(Items from a dataset)
_ _ _ _ _
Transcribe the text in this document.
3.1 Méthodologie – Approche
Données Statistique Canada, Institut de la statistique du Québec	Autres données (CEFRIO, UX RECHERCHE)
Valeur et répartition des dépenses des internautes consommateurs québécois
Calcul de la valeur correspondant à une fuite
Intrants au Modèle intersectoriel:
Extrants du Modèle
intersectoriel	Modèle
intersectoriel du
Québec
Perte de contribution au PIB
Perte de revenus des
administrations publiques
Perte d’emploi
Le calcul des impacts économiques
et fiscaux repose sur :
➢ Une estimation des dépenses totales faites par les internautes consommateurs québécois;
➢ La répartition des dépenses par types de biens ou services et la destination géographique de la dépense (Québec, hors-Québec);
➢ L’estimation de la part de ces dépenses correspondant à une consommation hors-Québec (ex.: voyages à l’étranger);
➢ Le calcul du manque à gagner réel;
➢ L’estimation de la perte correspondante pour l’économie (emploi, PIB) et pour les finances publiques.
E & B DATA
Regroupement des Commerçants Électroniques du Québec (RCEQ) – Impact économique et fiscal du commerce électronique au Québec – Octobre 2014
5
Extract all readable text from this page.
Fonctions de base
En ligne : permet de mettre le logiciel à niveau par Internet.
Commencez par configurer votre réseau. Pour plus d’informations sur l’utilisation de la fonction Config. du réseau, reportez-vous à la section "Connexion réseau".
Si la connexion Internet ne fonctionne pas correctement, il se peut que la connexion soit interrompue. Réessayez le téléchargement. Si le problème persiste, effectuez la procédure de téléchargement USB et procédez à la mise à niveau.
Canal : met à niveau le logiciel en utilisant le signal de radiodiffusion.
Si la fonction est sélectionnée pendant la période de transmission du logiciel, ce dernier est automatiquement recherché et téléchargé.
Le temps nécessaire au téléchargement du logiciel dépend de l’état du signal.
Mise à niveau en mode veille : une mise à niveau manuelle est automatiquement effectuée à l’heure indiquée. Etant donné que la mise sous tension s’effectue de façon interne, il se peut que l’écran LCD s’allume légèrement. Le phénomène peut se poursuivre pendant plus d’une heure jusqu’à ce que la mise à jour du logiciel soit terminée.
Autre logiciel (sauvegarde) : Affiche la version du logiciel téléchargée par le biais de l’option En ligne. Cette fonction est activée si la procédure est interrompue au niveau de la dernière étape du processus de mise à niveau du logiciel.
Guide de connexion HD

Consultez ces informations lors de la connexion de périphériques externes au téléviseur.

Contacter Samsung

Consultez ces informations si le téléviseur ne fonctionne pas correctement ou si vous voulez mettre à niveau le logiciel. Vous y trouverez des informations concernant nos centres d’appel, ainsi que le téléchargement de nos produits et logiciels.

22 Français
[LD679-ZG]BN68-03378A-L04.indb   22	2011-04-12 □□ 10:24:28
_ _ _ _ _
### TASK DETAILS
Your task is to repeat every entry exactly.

### THE ANSWER
Transcribe the text in this document.
3.1 Méthodologie – Approche
Données Statistique Canada, Institut de la statistique du Québec	Autres données (CEFRIO, UX RECHERCHE)
Valeur et répartition des dépenses des internautes consommateurs québécois
Calcul de la valeur correspondant à une fuite
Intrants au Modèle intersectoriel:
Extrants du Modèle
intersectoriel	Modèle
intersectoriel du
Québec
Perte de contribution au PIB
Perte de revenus des
administrations publiques
Perte d’emploi
Le calcul des impacts économiques
et fiscaux repose sur :
➢ Une estimation des dépenses totales faites par les internautes consommateurs québécois;
➢ La répartition des dépenses par types de biens ou services et la destination géographique de la dépense (Québec, hors-Québec);
➢ L’estimation de la part de ces dépenses correspondant à une consommation hors-Québec (ex.: voyages à l’étranger);
➢ Le calcul du manque à gagner réel;
➢ L’estimation de la perte correspondante pour l’économie (emploi, PIB) et pour les finances publiques.
E & B DATA
Regroupement des Commerçants Électroniques du Québec (RCEQ) – Impact économique et fiscal du commerce électronique au Québec – Octobre 2014
5
Extract all readable text from this page.
Fonctions de base
En ligne : permet de mettre le logiciel à niveau par Internet.
Commencez par configurer votre réseau. Pour plus d’informations sur l’utilisation de la fonction Config. du réseau, reportez-vous à la section "Connexion réseau".
Si la connexion Internet ne fonctionne pas correctement, il se peut que la connexion soit interrompue. Réessayez le téléchargement. Si le problème persiste, effectuez la procédure de téléchargement USB et procédez à la mise à niveau.
Canal : met à niveau le logiciel en utilisant le signal de radiodiffusion.
Si la fonction est sélectionnée pendant la période de transmission du logiciel, ce dernier est automatiquement recherché et téléchargé.
Le temps nécessaire au téléchargement du logiciel dépend de l’état du signal.
Mise à niveau en mode veille : une mise à niveau manuelle est automatiquement effectuée à l’heure indiquée. Etant donné que la mise sous tension s’effectue de façon interne, il se peut que l’écran LCD s’allume légèrement. Le phénomène peut se poursuivre pendant plus d’une heure jusqu’à ce que la mise à jour du logiciel soit terminée.
Autre logiciel (sauvegarde) : Affiche la version du logiciel téléchargée par le biais de l’option En ligne. Cette fonction est activée si la procédure est interrompue au niveau de la dernière étape du processus de mise à niveau du logiciel.
Guide de connexion HD

Consultez ces informations lors de la connexion de périphériques externes au téléviseur.

Contacter Samsung

Consultez ces informations si le téléviseur ne fonctionne pas correctement ou si vous voulez mettre à niveau le logiciel. Vous y trouverez des informations concernant nos centres d’appel, ainsi que le téléchargement de nos produits et logiciels.

22 Français
[LD679-ZG]BN68-03378A-L04.indb   22	2011-04-12 □□ 10:24:28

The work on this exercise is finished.